■ Written request ■
Please copy the data below line for line without any changes, but leave out the pictures.

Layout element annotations
+-------+

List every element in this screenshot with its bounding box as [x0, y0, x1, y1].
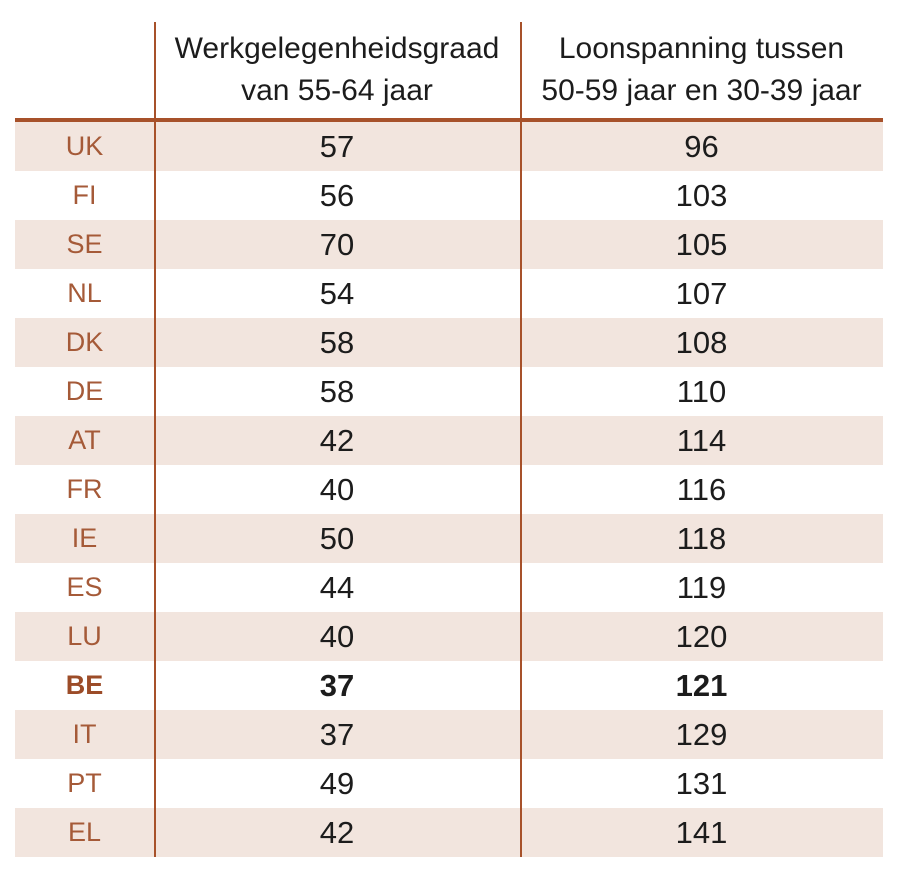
header-divider-line	[15, 118, 883, 122]
country-code: EL	[67, 817, 102, 847]
column-header-line: van 55-64 jaar	[241, 74, 433, 107]
table-row: IT 37 129	[15, 710, 883, 759]
country-code: IE	[71, 523, 98, 553]
wage-span-value: 107	[675, 275, 728, 311]
table-row: UK 57 96	[15, 122, 883, 171]
employment-rate-value: 42	[319, 814, 355, 850]
column-header-wage-span: Loonspanning tussen 50-59 jaar en 30-39 …	[520, 28, 883, 112]
employment-rate-value: 44	[319, 569, 355, 605]
table-row: NL 54 107	[15, 269, 883, 318]
wage-span-value: 129	[675, 716, 728, 752]
column-header-line: Loonspanning tussen	[558, 32, 845, 65]
country-code: AT	[68, 425, 101, 455]
country-code: FR	[66, 474, 103, 504]
table-row: DE 58 110	[15, 367, 883, 416]
table-row: LU 40 120	[15, 612, 883, 661]
table-row: FI 56 103	[15, 171, 883, 220]
wage-span-value: 131	[675, 765, 728, 801]
employment-rate-value: 42	[319, 422, 355, 458]
wage-span-value: 119	[676, 569, 727, 605]
country-code: SE	[66, 229, 103, 259]
table-row: EL 42 141	[15, 808, 883, 857]
country-code: LU	[67, 621, 102, 651]
table-row: SE 70 105	[15, 220, 883, 269]
employment-rate-value: 37	[319, 667, 355, 703]
country-code: BE	[65, 670, 104, 700]
employment-rate-value: 37	[319, 716, 355, 752]
table-row: FR 40 116	[15, 465, 883, 514]
employment-rate-value: 40	[319, 618, 355, 654]
country-column-header-empty	[15, 28, 154, 112]
table-row: AT 42 114	[15, 416, 883, 465]
country-code: ES	[66, 572, 103, 602]
employment-rate-value: 58	[319, 324, 355, 360]
table-row: BE 37 121	[15, 661, 883, 710]
table-header: Werkgelegenheidsgraad van 55-64 jaar Loo…	[15, 28, 883, 112]
wage-span-value: 110	[676, 373, 727, 409]
wage-span-value: 103	[675, 177, 728, 213]
employment-rate-value: 50	[319, 520, 355, 556]
country-code: NL	[67, 278, 102, 308]
employment-rate-value: 57	[319, 128, 355, 164]
column-divider-right	[520, 22, 522, 857]
wage-span-value: 114	[676, 422, 727, 458]
wage-span-value: 121	[675, 667, 728, 703]
employment-rate-value: 56	[319, 177, 355, 213]
employment-rate-value: 58	[319, 373, 355, 409]
country-code: DK	[65, 327, 104, 357]
wage-span-value: 96	[684, 128, 719, 164]
employment-rate-value: 54	[319, 275, 355, 311]
wage-span-value: 118	[676, 520, 727, 556]
wage-span-value: 120	[675, 618, 728, 654]
column-header-line: 50-59 jaar en 30-39 jaar	[541, 74, 862, 107]
wage-span-value: 105	[675, 226, 728, 262]
employment-rate-value: 49	[319, 765, 355, 801]
employment-rate-value: 40	[319, 471, 355, 507]
country-code: IT	[72, 719, 97, 749]
country-code: PT	[67, 768, 102, 798]
employment-rate-value: 70	[319, 226, 355, 262]
table-body: UK 57 96 FI 56 103 SE 70 105 NL 54 107 D…	[15, 122, 883, 857]
table-row: ES 44 119	[15, 563, 883, 612]
country-code: DE	[65, 376, 104, 406]
country-code: UK	[65, 131, 104, 161]
table-row: DK 58 108	[15, 318, 883, 367]
country-code: FI	[72, 180, 97, 210]
wage-span-value: 108	[675, 324, 728, 360]
wage-span-value: 141	[675, 814, 728, 850]
column-divider-left	[154, 22, 156, 857]
table-row: PT 49 131	[15, 759, 883, 808]
table-row: IE 50 118	[15, 514, 883, 563]
column-header-employment-rate: Werkgelegenheidsgraad van 55-64 jaar	[154, 28, 520, 112]
column-header-line: Werkgelegenheidsgraad	[174, 32, 500, 65]
wage-span-value: 116	[676, 471, 727, 507]
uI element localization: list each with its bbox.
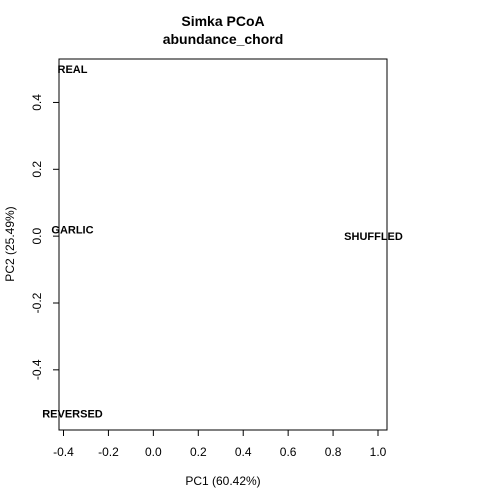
data-points: REAL GARLIC SHUFFLED REVERSED	[42, 64, 403, 420]
x-axis: -0.4 -0.2 0.0 0.2 0.4 0.6 0.8 1.0	[53, 429, 387, 459]
y-tick-label: 0.0	[30, 227, 44, 244]
y-tick-label: -0.2	[30, 292, 44, 313]
y-tick-label: 0.4	[30, 94, 44, 111]
y-axis: -0.4 -0.2 0.0 0.2 0.4	[30, 94, 60, 380]
plot-area	[58, 58, 388, 431]
x-tick-label: 0.6	[280, 445, 297, 459]
point-label-shuffled: SHUFFLED	[344, 231, 403, 243]
chart-title: Simka PCoA	[181, 13, 264, 29]
x-tick-label: -0.4	[53, 445, 74, 459]
x-tick-label: 0.0	[145, 445, 162, 459]
x-tick-label: 0.2	[190, 445, 207, 459]
y-tick-label: -0.4	[30, 359, 44, 380]
point-label-real: REAL	[58, 64, 88, 76]
point-label-reversed: REVERSED	[42, 408, 103, 420]
x-tick-label: 1.0	[370, 445, 387, 459]
x-tick-label: 0.8	[325, 445, 342, 459]
y-tick-label: 0.2	[30, 161, 44, 178]
y-axis-label: PC2 (25.49%)	[3, 206, 17, 281]
point-label-garlic: GARLIC	[51, 224, 93, 236]
x-axis-label: PC1 (60.42%)	[185, 474, 260, 488]
x-tick-label: 0.4	[235, 445, 252, 459]
chart-subtitle: abundance_chord	[163, 31, 284, 47]
x-tick-label: -0.2	[98, 445, 119, 459]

+-------+

■ Result for this exercise ■
List every element in this screenshot with its bounding box as [x0, y0, x1, y1].
header-divider-line	[15, 118, 883, 122]
country-code: EL	[67, 817, 102, 847]
column-header-line: van 55-64 jaar	[241, 74, 433, 107]
table-row: IT 37 129	[15, 710, 883, 759]
country-code: IE	[71, 523, 98, 553]
wage-span-value: 107	[675, 275, 728, 311]
table-row: UK 57 96	[15, 122, 883, 171]
employment-rate-value: 42	[319, 814, 355, 850]
column-header-wage-span: Loonspanning tussen 50-59 jaar en 30-39 …	[520, 28, 883, 112]
employment-rate-value: 44	[319, 569, 355, 605]
table-row: NL 54 107	[15, 269, 883, 318]
wage-span-value: 129	[675, 716, 728, 752]
column-header-line: Loonspanning tussen	[558, 32, 845, 65]
country-code: AT	[68, 425, 101, 455]
country-code: FR	[66, 474, 103, 504]
table-row: DE 58 110	[15, 367, 883, 416]
table-row: LU 40 120	[15, 612, 883, 661]
table-row: FI 56 103	[15, 171, 883, 220]
wage-span-value: 131	[675, 765, 728, 801]
employment-rate-value: 42	[319, 422, 355, 458]
wage-span-value: 119	[676, 569, 727, 605]
country-code: SE	[66, 229, 103, 259]
table-row: EL 42 141	[15, 808, 883, 857]
country-code: LU	[67, 621, 102, 651]
table-row: SE 70 105	[15, 220, 883, 269]
employment-rate-value: 37	[319, 667, 355, 703]
country-code: BE	[65, 670, 104, 700]
employment-rate-value: 37	[319, 716, 355, 752]
table-row: FR 40 116	[15, 465, 883, 514]
employment-rate-value: 40	[319, 618, 355, 654]
country-column-header-empty	[15, 28, 154, 112]
table-row: AT 42 114	[15, 416, 883, 465]
country-code: ES	[66, 572, 103, 602]
employment-rate-value: 58	[319, 324, 355, 360]
table-row: BE 37 121	[15, 661, 883, 710]
table-header: Werkgelegenheidsgraad van 55-64 jaar Loo…	[15, 28, 883, 112]
wage-span-value: 110	[676, 373, 727, 409]
wage-span-value: 103	[675, 177, 728, 213]
employment-rate-value: 50	[319, 520, 355, 556]
country-code: NL	[67, 278, 102, 308]
employment-rate-value: 57	[319, 128, 355, 164]
column-divider-right	[520, 22, 522, 857]
wage-span-value: 114	[676, 422, 727, 458]
wage-span-value: 121	[675, 667, 728, 703]
employment-rate-value: 56	[319, 177, 355, 213]
employment-rate-value: 58	[319, 373, 355, 409]
country-code: DK	[65, 327, 104, 357]
wage-span-value: 96	[684, 128, 719, 164]
employment-rate-value: 54	[319, 275, 355, 311]
wage-span-value: 118	[676, 520, 727, 556]
wage-span-value: 120	[675, 618, 728, 654]
column-header-line: 50-59 jaar en 30-39 jaar	[541, 74, 862, 107]
wage-span-value: 105	[675, 226, 728, 262]
employment-rate-value: 49	[319, 765, 355, 801]
employment-rate-value: 40	[319, 471, 355, 507]
country-code: IT	[72, 719, 97, 749]
country-code: PT	[67, 768, 102, 798]
employment-rate-value: 70	[319, 226, 355, 262]
table-body: UK 57 96 FI 56 103 SE 70 105 NL 54 107 D…	[15, 122, 883, 857]
table-row: ES 44 119	[15, 563, 883, 612]
country-code: DE	[65, 376, 104, 406]
country-code: UK	[65, 131, 104, 161]
table-row: DK 58 108	[15, 318, 883, 367]
country-code: FI	[72, 180, 97, 210]
wage-span-value: 108	[675, 324, 728, 360]
wage-span-value: 141	[675, 814, 728, 850]
column-divider-left	[154, 22, 156, 857]
table-row: PT 49 131	[15, 759, 883, 808]
table-row: IE 50 118	[15, 514, 883, 563]
column-header-employment-rate: Werkgelegenheidsgraad van 55-64 jaar	[154, 28, 520, 112]
column-header-line: Werkgelegenheidsgraad	[174, 32, 500, 65]
wage-span-value: 116	[676, 471, 727, 507]
uI element localization: list each with its bbox.
data-points: REAL GARLIC SHUFFLED REVERSED	[42, 64, 403, 420]
x-axis: -0.4 -0.2 0.0 0.2 0.4 0.6 0.8 1.0	[53, 429, 387, 459]
y-tick-label: 0.0	[30, 227, 44, 244]
y-tick-label: -0.2	[30, 292, 44, 313]
y-tick-label: 0.4	[30, 94, 44, 111]
y-axis: -0.4 -0.2 0.0 0.2 0.4	[30, 94, 60, 380]
plot-area	[58, 58, 388, 431]
x-tick-label: 0.6	[280, 445, 297, 459]
point-label-shuffled: SHUFFLED	[344, 231, 403, 243]
chart-title: Simka PCoA	[181, 13, 264, 29]
x-tick-label: -0.4	[53, 445, 74, 459]
x-tick-label: 0.0	[145, 445, 162, 459]
x-tick-label: 0.2	[190, 445, 207, 459]
y-tick-label: -0.4	[30, 359, 44, 380]
point-label-real: REAL	[58, 64, 88, 76]
point-label-reversed: REVERSED	[42, 408, 103, 420]
x-tick-label: 1.0	[370, 445, 387, 459]
x-tick-label: 0.8	[325, 445, 342, 459]
y-tick-label: 0.2	[30, 161, 44, 178]
y-axis-label: PC2 (25.49%)	[3, 206, 17, 281]
point-label-garlic: GARLIC	[51, 224, 93, 236]
x-axis-label: PC1 (60.42%)	[185, 474, 260, 488]
x-tick-label: 0.4	[235, 445, 252, 459]
chart-subtitle: abundance_chord	[163, 31, 284, 47]
x-tick-label: -0.2	[98, 445, 119, 459]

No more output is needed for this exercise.